■ DATA LISTING ■
★ ★ ★

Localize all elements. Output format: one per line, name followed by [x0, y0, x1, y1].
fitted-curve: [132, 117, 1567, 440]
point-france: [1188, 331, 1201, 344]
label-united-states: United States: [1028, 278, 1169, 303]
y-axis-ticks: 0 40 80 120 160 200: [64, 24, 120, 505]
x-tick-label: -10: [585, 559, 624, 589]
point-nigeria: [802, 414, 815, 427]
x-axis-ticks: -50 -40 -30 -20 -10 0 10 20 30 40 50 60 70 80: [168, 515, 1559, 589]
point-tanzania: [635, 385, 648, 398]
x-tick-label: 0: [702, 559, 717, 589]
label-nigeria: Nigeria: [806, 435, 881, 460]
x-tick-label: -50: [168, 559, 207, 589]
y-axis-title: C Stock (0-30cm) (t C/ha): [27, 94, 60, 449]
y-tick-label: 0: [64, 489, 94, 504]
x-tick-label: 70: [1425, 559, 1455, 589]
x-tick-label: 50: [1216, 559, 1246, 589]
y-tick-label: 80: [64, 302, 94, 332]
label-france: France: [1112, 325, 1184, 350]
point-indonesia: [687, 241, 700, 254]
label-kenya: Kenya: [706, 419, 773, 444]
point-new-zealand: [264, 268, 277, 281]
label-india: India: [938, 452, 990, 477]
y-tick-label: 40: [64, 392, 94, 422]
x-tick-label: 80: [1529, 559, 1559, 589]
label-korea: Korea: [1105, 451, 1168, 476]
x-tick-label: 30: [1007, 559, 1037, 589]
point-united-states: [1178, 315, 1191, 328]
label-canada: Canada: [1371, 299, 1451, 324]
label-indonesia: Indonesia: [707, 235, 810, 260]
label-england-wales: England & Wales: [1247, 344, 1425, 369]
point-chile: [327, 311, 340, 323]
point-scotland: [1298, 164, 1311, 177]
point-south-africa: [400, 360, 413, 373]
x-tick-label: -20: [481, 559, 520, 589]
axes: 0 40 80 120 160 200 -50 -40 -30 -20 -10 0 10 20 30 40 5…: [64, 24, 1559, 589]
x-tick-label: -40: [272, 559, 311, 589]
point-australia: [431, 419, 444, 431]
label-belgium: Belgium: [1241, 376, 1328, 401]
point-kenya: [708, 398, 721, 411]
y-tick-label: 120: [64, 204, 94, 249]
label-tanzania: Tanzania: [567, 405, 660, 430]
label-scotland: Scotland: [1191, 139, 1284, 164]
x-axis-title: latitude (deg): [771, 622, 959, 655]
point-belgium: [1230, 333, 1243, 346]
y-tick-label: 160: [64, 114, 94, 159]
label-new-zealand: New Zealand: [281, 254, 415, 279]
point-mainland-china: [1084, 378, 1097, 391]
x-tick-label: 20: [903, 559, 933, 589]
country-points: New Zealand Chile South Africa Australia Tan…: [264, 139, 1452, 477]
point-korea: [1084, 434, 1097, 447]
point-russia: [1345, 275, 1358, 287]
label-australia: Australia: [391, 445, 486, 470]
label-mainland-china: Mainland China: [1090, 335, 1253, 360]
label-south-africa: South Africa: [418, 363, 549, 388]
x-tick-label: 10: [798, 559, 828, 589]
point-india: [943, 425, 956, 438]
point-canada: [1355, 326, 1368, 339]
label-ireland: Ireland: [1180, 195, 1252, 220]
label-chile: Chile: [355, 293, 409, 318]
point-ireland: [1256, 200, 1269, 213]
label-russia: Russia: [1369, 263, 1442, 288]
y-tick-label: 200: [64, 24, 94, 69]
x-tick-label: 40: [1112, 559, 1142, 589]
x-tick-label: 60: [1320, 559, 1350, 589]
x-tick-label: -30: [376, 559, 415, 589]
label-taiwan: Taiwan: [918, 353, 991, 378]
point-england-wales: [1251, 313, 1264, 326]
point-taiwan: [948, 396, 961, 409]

★ ★ ★

■ TASK OBJECTIVE ■
Reproduce the records above verbatim, from the first line down to and including the line containing "y-tick-label: 40: [64, 392, 94, 422]".

■ COMPLETE OUTPUT ■
Localize all elements. Output format: one per line, name followed by [x0, y0, x1, y1].
fitted-curve: [132, 117, 1567, 440]
point-france: [1188, 331, 1201, 344]
label-united-states: United States: [1028, 278, 1169, 303]
y-axis-ticks: 0 40 80 120 160 200: [64, 24, 120, 505]
x-tick-label: -10: [585, 559, 624, 589]
point-nigeria: [802, 414, 815, 427]
x-axis-ticks: -50 -40 -30 -20 -10 0 10 20 30 40 50 60 70 80: [168, 515, 1559, 589]
point-tanzania: [635, 385, 648, 398]
x-tick-label: 0: [702, 559, 717, 589]
label-nigeria: Nigeria: [806, 435, 881, 460]
x-tick-label: -50: [168, 559, 207, 589]
y-axis-title: C Stock (0-30cm) (t C/ha): [27, 94, 60, 449]
y-tick-label: 0: [64, 489, 94, 504]
x-tick-label: 70: [1425, 559, 1455, 589]
x-tick-label: 50: [1216, 559, 1246, 589]
y-tick-label: 80: [64, 302, 94, 332]
label-france: France: [1112, 325, 1184, 350]
point-indonesia: [687, 241, 700, 254]
label-kenya: Kenya: [706, 419, 773, 444]
point-new-zealand: [264, 268, 277, 281]
label-india: India: [938, 452, 990, 477]
y-tick-label: 40: [64, 392, 94, 422]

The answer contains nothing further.